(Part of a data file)
***

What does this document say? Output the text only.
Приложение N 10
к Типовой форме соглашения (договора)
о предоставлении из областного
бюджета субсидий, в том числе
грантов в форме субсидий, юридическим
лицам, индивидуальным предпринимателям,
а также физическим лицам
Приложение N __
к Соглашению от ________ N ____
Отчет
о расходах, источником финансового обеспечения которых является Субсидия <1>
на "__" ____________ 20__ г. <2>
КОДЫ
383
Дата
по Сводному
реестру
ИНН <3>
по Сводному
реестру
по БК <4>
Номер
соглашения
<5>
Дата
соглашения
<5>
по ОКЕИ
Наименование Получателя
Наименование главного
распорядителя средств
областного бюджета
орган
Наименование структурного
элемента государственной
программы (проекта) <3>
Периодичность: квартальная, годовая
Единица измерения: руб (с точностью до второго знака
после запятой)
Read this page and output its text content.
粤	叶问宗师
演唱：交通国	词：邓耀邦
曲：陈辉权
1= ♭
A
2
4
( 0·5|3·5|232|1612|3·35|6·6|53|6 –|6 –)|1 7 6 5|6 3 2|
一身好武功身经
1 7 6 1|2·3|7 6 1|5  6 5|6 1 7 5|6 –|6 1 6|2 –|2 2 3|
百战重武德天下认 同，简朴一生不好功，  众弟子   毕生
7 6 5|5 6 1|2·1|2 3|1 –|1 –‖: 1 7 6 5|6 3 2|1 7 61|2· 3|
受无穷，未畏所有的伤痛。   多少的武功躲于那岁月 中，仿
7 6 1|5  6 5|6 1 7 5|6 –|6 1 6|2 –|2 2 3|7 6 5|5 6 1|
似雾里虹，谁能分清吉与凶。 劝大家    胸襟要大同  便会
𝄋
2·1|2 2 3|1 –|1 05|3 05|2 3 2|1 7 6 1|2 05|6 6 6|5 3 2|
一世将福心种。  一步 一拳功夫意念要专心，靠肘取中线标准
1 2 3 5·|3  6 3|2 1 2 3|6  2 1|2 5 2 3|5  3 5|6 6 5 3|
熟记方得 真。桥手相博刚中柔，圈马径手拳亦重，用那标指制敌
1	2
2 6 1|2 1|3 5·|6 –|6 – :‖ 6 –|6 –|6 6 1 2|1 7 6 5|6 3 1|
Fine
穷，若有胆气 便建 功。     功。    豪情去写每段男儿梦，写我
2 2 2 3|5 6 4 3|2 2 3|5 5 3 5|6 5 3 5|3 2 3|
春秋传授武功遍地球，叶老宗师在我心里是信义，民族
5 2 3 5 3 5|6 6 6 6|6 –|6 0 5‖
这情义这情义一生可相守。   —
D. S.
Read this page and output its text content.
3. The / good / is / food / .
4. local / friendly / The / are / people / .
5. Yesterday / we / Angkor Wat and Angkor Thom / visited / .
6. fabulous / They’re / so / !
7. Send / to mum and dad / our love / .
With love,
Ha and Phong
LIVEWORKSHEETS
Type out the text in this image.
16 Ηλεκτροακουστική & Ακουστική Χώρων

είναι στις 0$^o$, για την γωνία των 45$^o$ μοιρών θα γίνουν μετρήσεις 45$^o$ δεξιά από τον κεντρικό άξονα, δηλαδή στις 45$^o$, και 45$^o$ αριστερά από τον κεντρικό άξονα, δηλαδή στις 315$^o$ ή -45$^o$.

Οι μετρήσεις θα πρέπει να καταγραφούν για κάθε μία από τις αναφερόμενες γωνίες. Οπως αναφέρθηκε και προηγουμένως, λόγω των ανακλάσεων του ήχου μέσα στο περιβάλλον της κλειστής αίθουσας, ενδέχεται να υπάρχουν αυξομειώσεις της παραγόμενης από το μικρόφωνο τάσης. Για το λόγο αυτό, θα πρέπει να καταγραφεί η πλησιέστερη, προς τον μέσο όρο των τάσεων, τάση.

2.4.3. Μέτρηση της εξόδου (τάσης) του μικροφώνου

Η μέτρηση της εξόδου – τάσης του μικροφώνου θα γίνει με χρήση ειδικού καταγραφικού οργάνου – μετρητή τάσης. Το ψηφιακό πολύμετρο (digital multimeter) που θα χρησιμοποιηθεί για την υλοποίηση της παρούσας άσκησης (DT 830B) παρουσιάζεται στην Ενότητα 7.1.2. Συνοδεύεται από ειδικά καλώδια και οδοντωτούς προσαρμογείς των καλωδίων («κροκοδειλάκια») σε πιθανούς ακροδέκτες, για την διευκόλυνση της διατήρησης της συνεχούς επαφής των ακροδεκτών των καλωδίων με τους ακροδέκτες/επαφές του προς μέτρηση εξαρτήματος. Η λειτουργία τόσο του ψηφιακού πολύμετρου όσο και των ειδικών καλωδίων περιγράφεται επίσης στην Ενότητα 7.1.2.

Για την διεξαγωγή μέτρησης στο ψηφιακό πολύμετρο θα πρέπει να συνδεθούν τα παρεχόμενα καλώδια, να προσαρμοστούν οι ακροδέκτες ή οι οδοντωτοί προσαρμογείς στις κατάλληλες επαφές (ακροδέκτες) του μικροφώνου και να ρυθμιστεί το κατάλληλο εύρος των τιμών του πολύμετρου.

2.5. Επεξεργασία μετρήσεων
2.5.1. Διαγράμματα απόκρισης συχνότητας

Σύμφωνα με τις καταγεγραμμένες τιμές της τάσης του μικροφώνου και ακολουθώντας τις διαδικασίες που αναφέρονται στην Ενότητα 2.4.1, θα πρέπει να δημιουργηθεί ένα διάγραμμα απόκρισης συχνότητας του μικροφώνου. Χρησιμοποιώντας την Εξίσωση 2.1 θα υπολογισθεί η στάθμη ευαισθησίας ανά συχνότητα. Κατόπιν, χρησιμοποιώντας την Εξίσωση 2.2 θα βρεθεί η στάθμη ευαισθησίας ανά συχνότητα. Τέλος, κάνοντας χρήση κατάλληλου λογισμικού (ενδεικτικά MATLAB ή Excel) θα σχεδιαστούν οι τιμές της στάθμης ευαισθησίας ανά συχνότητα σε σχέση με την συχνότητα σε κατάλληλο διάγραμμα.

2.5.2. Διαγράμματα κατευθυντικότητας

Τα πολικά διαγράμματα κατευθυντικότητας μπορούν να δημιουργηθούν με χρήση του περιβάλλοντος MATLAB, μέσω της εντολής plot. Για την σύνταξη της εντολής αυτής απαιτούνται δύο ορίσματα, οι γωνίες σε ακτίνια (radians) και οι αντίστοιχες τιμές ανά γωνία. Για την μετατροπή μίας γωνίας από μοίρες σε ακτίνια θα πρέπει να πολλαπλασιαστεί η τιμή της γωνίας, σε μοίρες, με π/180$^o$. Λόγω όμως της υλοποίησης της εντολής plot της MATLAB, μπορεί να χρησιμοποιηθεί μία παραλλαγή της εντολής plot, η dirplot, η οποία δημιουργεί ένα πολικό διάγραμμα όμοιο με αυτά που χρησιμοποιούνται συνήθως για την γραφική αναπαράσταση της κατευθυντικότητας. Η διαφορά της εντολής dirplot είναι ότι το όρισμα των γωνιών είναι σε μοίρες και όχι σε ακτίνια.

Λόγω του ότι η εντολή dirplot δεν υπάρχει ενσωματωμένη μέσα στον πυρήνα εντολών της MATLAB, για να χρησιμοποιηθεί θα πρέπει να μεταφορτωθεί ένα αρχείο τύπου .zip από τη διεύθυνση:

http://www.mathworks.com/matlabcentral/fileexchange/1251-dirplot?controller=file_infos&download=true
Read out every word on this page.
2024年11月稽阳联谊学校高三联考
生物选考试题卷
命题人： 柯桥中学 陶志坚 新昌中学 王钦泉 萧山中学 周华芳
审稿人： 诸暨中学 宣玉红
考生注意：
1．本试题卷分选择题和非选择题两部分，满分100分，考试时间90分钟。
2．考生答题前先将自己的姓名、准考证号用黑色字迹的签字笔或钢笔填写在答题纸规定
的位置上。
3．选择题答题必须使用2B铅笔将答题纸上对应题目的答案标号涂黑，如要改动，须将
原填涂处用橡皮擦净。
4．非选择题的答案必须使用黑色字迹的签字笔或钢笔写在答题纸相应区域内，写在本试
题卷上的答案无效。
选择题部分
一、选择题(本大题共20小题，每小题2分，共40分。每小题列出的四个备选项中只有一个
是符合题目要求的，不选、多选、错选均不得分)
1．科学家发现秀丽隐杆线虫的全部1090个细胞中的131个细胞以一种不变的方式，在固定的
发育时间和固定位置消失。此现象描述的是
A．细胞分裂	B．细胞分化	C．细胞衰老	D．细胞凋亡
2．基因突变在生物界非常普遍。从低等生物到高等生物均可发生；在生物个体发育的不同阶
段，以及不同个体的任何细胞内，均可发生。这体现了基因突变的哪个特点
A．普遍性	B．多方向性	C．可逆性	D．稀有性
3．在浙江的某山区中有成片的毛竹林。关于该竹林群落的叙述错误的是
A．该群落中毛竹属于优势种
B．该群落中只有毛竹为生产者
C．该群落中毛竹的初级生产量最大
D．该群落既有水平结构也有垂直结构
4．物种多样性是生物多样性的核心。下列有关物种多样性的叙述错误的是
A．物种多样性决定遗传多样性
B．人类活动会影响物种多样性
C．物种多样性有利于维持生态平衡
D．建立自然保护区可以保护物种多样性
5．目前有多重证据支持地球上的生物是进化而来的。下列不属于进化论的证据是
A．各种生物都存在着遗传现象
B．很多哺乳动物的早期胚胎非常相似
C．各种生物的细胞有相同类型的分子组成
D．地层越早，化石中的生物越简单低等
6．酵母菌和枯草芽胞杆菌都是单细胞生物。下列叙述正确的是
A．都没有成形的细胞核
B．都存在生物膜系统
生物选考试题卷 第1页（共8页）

***

* [Exercise task] Determine the number of lines in these entries that contain the word "γωνία", and write only that number.

* [Solved problem] 2